# [Exercise description]
Present every line in which the string "stars" appears.
----- Provided information
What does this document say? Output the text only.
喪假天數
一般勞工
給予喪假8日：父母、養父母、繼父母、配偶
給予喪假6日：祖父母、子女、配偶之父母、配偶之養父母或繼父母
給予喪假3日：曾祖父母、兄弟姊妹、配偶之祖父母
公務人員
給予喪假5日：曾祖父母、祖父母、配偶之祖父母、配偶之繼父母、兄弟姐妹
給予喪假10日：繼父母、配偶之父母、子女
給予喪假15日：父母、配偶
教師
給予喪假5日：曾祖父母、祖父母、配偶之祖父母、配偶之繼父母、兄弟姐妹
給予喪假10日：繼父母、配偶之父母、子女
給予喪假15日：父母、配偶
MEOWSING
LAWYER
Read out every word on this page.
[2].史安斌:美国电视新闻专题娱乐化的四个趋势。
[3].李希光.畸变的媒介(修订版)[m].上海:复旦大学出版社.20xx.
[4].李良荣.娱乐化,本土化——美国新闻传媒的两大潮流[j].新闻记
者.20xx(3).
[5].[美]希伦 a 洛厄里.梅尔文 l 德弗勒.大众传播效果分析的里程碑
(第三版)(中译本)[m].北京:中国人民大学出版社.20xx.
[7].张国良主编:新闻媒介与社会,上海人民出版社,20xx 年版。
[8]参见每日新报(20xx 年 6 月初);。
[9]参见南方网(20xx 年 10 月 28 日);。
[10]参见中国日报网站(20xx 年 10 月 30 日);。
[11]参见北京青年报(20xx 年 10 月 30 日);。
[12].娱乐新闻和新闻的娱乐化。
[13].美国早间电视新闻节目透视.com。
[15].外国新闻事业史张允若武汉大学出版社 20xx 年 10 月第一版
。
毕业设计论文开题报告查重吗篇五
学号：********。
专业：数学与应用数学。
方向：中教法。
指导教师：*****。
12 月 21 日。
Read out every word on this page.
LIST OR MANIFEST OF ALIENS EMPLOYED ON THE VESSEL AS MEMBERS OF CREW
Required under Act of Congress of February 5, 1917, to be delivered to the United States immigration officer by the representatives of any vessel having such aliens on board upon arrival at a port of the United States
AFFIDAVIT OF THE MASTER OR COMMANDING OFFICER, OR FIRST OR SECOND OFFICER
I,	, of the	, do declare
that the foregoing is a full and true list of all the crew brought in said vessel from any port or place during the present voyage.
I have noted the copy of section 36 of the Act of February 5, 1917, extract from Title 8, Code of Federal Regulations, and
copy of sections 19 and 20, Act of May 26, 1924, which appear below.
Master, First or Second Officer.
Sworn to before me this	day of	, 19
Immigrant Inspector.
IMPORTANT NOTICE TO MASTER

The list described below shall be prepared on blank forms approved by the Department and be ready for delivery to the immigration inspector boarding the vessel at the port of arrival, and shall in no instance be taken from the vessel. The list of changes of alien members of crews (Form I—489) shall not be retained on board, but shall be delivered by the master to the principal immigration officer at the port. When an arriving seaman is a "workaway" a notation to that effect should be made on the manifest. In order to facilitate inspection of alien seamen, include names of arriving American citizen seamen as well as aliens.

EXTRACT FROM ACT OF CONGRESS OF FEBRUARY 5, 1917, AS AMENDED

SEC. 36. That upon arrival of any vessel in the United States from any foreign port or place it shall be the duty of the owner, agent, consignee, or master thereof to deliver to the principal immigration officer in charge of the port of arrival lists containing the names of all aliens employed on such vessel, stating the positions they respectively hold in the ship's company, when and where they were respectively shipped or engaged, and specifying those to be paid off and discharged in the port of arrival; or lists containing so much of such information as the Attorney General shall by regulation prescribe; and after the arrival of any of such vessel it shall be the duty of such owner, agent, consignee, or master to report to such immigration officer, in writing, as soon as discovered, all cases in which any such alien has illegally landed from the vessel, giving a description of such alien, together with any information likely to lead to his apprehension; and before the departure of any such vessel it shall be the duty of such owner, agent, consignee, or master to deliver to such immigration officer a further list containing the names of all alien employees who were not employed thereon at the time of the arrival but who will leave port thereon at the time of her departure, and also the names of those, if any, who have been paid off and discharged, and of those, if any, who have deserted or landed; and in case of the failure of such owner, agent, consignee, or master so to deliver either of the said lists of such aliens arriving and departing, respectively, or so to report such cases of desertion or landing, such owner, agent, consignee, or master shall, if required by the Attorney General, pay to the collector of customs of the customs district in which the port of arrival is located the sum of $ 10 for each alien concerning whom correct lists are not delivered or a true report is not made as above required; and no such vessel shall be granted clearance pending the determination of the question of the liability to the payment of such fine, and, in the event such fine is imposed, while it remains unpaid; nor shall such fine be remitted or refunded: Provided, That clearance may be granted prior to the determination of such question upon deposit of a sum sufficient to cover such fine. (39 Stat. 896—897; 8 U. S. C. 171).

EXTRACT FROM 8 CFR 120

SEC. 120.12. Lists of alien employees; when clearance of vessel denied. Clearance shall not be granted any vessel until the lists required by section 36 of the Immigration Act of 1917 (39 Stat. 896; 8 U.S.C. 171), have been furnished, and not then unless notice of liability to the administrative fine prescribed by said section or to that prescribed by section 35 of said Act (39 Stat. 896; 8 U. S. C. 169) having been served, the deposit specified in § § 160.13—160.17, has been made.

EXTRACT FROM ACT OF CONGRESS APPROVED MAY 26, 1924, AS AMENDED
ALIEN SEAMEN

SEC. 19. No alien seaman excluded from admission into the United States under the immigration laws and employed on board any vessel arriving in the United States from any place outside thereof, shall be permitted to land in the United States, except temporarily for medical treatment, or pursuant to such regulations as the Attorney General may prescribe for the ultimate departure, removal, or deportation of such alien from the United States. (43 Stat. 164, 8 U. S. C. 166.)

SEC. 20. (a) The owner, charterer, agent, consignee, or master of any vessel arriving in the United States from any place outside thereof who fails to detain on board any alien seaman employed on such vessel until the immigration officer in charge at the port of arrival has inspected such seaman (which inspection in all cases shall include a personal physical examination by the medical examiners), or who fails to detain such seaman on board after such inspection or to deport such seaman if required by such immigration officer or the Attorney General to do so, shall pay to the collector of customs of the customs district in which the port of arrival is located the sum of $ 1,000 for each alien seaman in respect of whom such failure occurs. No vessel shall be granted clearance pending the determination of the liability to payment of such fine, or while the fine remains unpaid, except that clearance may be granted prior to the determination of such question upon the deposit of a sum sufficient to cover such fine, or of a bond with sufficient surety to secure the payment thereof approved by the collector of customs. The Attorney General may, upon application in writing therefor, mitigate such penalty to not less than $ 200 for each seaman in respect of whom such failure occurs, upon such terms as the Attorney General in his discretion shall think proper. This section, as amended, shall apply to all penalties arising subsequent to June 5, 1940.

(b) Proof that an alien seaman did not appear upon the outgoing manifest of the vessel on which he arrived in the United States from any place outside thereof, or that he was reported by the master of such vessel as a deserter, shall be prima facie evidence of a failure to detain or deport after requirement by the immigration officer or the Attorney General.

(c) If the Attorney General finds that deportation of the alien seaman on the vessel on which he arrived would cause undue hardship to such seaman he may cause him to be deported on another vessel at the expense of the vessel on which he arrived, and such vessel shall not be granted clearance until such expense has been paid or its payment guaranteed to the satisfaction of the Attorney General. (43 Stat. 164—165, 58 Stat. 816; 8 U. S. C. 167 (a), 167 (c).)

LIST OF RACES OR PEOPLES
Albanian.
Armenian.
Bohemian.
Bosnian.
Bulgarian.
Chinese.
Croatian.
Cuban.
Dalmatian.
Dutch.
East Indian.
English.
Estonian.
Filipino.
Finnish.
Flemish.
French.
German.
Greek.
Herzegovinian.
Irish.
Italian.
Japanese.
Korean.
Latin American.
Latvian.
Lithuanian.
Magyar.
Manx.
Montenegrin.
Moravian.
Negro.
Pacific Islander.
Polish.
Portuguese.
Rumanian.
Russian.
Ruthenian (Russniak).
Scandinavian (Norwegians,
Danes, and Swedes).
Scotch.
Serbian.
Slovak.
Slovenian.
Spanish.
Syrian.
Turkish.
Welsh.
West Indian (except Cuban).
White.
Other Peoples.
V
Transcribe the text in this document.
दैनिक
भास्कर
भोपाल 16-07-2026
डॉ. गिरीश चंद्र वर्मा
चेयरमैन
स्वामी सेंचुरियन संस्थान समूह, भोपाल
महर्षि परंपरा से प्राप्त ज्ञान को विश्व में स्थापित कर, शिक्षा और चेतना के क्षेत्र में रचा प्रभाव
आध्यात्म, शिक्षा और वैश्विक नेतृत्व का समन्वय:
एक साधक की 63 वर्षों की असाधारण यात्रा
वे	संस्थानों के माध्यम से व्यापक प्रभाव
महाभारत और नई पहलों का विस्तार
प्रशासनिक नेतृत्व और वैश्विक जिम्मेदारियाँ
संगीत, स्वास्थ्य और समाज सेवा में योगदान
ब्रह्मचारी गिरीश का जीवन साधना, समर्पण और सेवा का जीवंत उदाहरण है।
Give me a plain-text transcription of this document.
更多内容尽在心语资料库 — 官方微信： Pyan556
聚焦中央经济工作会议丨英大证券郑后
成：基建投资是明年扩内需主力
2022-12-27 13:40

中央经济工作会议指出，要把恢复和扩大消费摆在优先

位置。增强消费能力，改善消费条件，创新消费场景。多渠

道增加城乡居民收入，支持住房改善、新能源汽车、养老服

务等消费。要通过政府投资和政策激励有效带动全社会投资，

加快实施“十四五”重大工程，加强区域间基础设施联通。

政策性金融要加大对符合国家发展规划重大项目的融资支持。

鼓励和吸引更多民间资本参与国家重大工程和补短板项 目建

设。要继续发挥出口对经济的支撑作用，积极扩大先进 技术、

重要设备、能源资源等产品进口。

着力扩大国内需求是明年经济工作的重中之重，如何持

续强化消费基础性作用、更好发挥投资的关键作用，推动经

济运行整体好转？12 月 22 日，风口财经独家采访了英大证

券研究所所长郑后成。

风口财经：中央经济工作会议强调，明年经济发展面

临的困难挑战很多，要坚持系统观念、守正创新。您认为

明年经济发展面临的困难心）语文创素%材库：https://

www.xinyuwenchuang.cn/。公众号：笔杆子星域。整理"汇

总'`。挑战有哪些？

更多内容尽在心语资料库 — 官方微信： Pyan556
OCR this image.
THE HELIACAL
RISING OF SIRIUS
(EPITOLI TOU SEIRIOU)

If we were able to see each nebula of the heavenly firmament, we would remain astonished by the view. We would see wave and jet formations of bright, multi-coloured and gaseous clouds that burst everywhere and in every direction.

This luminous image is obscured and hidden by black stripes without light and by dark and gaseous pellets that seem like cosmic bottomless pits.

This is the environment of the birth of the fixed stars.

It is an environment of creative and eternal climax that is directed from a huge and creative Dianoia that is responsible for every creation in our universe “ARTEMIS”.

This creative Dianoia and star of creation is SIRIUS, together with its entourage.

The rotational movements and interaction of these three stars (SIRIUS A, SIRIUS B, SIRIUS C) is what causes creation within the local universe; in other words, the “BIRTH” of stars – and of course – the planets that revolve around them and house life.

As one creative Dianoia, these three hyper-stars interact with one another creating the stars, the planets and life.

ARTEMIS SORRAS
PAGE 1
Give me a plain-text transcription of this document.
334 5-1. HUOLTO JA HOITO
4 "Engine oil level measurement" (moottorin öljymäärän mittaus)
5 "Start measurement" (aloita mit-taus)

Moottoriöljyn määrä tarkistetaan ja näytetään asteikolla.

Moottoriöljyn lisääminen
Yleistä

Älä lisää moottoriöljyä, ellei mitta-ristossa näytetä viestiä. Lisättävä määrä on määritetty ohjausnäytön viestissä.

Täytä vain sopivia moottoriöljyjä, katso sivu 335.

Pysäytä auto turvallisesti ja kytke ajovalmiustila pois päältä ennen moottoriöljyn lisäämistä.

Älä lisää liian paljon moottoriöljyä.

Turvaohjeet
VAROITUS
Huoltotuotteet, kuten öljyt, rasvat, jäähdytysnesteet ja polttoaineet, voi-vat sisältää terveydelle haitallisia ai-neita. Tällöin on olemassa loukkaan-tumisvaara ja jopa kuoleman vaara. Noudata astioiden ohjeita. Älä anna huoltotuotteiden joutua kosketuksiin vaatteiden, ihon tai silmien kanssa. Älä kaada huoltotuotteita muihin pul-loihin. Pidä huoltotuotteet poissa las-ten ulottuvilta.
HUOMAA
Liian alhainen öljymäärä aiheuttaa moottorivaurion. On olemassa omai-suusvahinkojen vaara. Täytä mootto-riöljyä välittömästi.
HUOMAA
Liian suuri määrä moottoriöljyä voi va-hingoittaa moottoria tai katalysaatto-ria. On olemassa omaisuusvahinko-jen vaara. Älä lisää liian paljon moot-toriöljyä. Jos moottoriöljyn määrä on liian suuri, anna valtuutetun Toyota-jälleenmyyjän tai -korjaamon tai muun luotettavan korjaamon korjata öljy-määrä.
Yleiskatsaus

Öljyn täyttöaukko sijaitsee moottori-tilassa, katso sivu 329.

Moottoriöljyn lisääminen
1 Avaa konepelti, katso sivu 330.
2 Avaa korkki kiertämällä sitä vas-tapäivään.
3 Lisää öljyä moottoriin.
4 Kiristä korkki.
----------
# [Finished exercise]
This is the environment of the birth of the fixed stars.
The rotational movements and interaction of these three stars (SIRIUS A, SIRIUS B, SIRIUS C) is what causes creation within the local universe; in other words, the “BIRTH” of stars – and of course – the planets that revolve around them and house life.
As one creative Dianoia, these three hyper-stars interact with one another creating the stars, the planets and life.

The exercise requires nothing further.